### [Entries provided]
>> start

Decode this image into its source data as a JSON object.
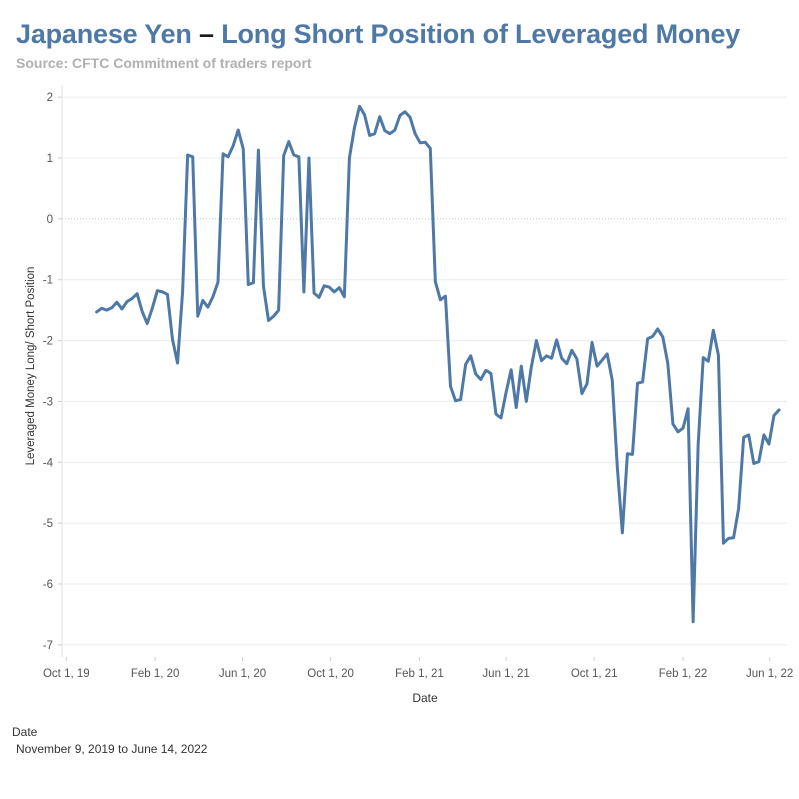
{
  "title_part1": "Japanese Yen",
  "title_dash": "–",
  "title_part2": "Long Short Position of Leveraged Money",
  "subtitle": "Source: CFTC Commitment of traders report",
  "filter": {
    "label": "Date",
    "value": "November 9, 2019 to June 14, 2022"
  },
  "colors": {
    "line": "#4e79a7",
    "title": "#4e79a7",
    "grid": "#ececec",
    "zero": "#c8c8c8"
  },
  "chart_data": {
    "type": "line",
    "title": "Japanese Yen – Long Short Position of Leveraged Money",
    "xlabel": "Date",
    "ylabel": "Leveraged Money Long/ Short Position",
    "ylim": [
      -7.2,
      2.2
    ],
    "yticks": [
      2,
      1,
      0,
      -1,
      -2,
      -3,
      -4,
      -5,
      -6,
      -7
    ],
    "ytick_labels": [
      "2",
      "1",
      "0",
      "-1",
      "-2",
      "-3",
      "-4",
      "-5",
      "-6",
      "-7"
    ],
    "x_start": "2019-09-25",
    "x_end": "2022-06-25",
    "xticks": [
      {
        "date": "2019-10-01",
        "label": "Oct 1, 19"
      },
      {
        "date": "2020-02-01",
        "label": "Feb 1, 20"
      },
      {
        "date": "2020-06-01",
        "label": "Jun 1, 20"
      },
      {
        "date": "2020-10-01",
        "label": "Oct 1, 20"
      },
      {
        "date": "2021-02-01",
        "label": "Feb 1, 21"
      },
      {
        "date": "2021-06-01",
        "label": "Jun 1, 21"
      },
      {
        "date": "2021-10-01",
        "label": "Oct 1, 21"
      },
      {
        "date": "2022-02-01",
        "label": "Feb 1, 22"
      },
      {
        "date": "2022-06-01",
        "label": "Jun 1, 22"
      }
    ],
    "series": [
      {
        "name": "Leveraged Money Long/ Short Position",
        "start_date": "2019-11-12",
        "interval_days": 7,
        "values": [
          -1.53,
          -1.47,
          -1.5,
          -1.46,
          -1.37,
          -1.48,
          -1.36,
          -1.31,
          -1.23,
          -1.52,
          -1.72,
          -1.47,
          -1.18,
          -1.2,
          -1.24,
          -1.98,
          -2.37,
          -1.2,
          1.05,
          1.02,
          -1.6,
          -1.34,
          -1.45,
          -1.28,
          -1.04,
          1.07,
          1.02,
          1.2,
          1.46,
          1.15,
          -1.08,
          -1.05,
          1.13,
          -1.11,
          -1.67,
          -1.6,
          -1.5,
          1.04,
          1.27,
          1.05,
          1.02,
          -1.2,
          1.0,
          -1.22,
          -1.29,
          -1.1,
          -1.12,
          -1.2,
          -1.13,
          -1.28,
          1.0,
          1.5,
          1.85,
          1.71,
          1.37,
          1.4,
          1.68,
          1.45,
          1.4,
          1.46,
          1.7,
          1.76,
          1.67,
          1.4,
          1.25,
          1.26,
          1.16,
          -1.03,
          -1.33,
          -1.27,
          -2.75,
          -2.99,
          -2.97,
          -2.39,
          -2.25,
          -2.55,
          -2.64,
          -2.49,
          -2.54,
          -3.21,
          -3.27,
          -2.85,
          -2.48,
          -3.1,
          -2.42,
          -3.0,
          -2.43,
          -2.0,
          -2.33,
          -2.25,
          -2.29,
          -1.99,
          -2.29,
          -2.38,
          -2.16,
          -2.3,
          -2.87,
          -2.71,
          -2.03,
          -2.42,
          -2.32,
          -2.22,
          -2.65,
          -4.08,
          -5.16,
          -3.86,
          -3.87,
          -2.7,
          -2.68,
          -1.97,
          -1.93,
          -1.81,
          -1.94,
          -2.38,
          -3.37,
          -3.5,
          -3.44,
          -3.12,
          -6.62,
          -3.7,
          -2.28,
          -2.34,
          -1.83,
          -2.24,
          -5.33,
          -5.25,
          -5.24,
          -4.76,
          -3.59,
          -3.55,
          -4.02,
          -3.99,
          -3.55,
          -3.7,
          -3.23,
          -3.14
        ]
      }
    ]
  }
}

>> end

Quote the preceding listing precisely and completely, omitting its images.

### [Output]
Decode this image into its source data as a JSON object.
{
  "title_part1": "Japanese Yen",
  "title_dash": "–",
  "title_part2": "Long Short Position of Leveraged Money",
  "subtitle": "Source: CFTC Commitment of traders report",
  "filter": {
    "label": "Date",
    "value": "November 9, 2019 to June 14, 2022"
  },
  "colors": {
    "line": "#4e79a7",
    "title": "#4e79a7",
    "grid": "#ececec",
    "zero": "#c8c8c8"
  },
  "chart_data": {
    "type": "line",
    "title": "Japanese Yen – Long Short Position of Leveraged Money",
    "xlabel": "Date",
    "ylabel": "Leveraged Money Long/ Short Position",
    "ylim": [
      -7.2,
      2.2
    ],
    "yticks": [
      2,
      1,
      0,
      -1,
      -2,
      -3,
      -4,
      -5,
      -6,
      -7
    ],
    "ytick_labels": [
      "2",
      "1",
      "0",
      "-1",
      "-2",
      "-3",
      "-4",
      "-5",
      "-6",
      "-7"
    ],
    "x_start": "2019-09-25",
    "x_end": "2022-06-25",
    "xticks": [
      {
        "date": "2019-10-01",
        "label": "Oct 1, 19"
      },
      {
        "date": "2020-02-01",
        "label": "Feb 1, 20"
      },
      {
        "date": "2020-06-01",
        "label": "Jun 1, 20"
      },
      {
        "date": "2020-10-01",
        "label": "Oct 1, 20"
      },
      {
        "date": "2021-02-01",
        "label": "Feb 1, 21"
      },
      {
        "date": "2021-06-01",
        "label": "Jun 1, 21"
      },
      {
        "date": "2021-10-01",
        "label": "Oct 1, 21"
      },
      {
        "date": "2022-02-01",
        "label": "Feb 1, 22"
      },
      {
        "date": "2022-06-01",
        "label": "Jun 1, 22"
      }
    ],
    "series": [
      {
        "name": "Leveraged Money Long/ Short Position",
        "start_date": "2019-11-12",
        "interval_days": 7,
        "values": [
          -1.53,
          -1.47,
          -1.5,
          -1.46,
          -1.37,
          -1.48,
          -1.36,
          -1.31,
          -1.23,
          -1.52,
          -1.72,
          -1.47,
          -1.18,
          -1.2,
          -1.24,
          -1.98,
          -2.37,
          -1.2,
          1.05,
          1.02,
          -1.6,
          -1.34,
          -1.45,
          -1.28,
          -1.04,
          1.07,
          1.02,
          1.2,
          1.46,
          1.15,
          -1.08,
          -1.05,
          1.13,
          -1.11,
          -1.67,
          -1.6,
          -1.5,
          1.04,
          1.27,
          1.05,
          1.02,
          -1.2,
          1.0,
          -1.22,
          -1.29,
          -1.1,
          -1.12,
          -1.2,
          -1.13,
          -1.28,
          1.0,
          1.5,
          1.85,
          1.71,
          1.37,
          1.4,
          1.68,
          1.45,
          1.4,
          1.46,
          1.7,
          1.76,
          1.67,
          1.4,
          1.25,
          1.26,
          1.16,
          -1.03,
          -1.33,
          -1.27,
          -2.75,
          -2.99,
          -2.97,
          -2.39,
          -2.25,
          -2.55,
          -2.64,
          -2.49,
          -2.54,
          -3.21,
          -3.27,
          -2.85,
          -2.48,
          -3.1,
          -2.42,
          -3.0,
          -2.43,
          -2.0,
          -2.33,
          -2.25,
          -2.29,
          -1.99,
          -2.29,
          -2.38,
          -2.16,
          -2.3,
          -2.87,
          -2.71,
          -2.03,
          -2.42,
          -2.32,
          -2.22,
          -2.65,
          -4.08,
          -5.16,
          -3.86,
          -3.87,
          -2.7,
          -2.68,
          -1.97,
          -1.93,
          -1.81,
          -1.94,
          -2.38,
          -3.37,
          -3.5,
          -3.44,
          -3.12,
          -6.62,
          -3.7,
          -2.28,
          -2.34,
          -1.83,
          -2.24,
          -5.33,
          -5.25,
          -5.24,
          -4.76,
          -3.59,
          -3.55,
          -4.02,
          -3.99,
          -3.55,
          -3.7,
          -3.23,
          -3.14
        ]
      }
    ]
  }
}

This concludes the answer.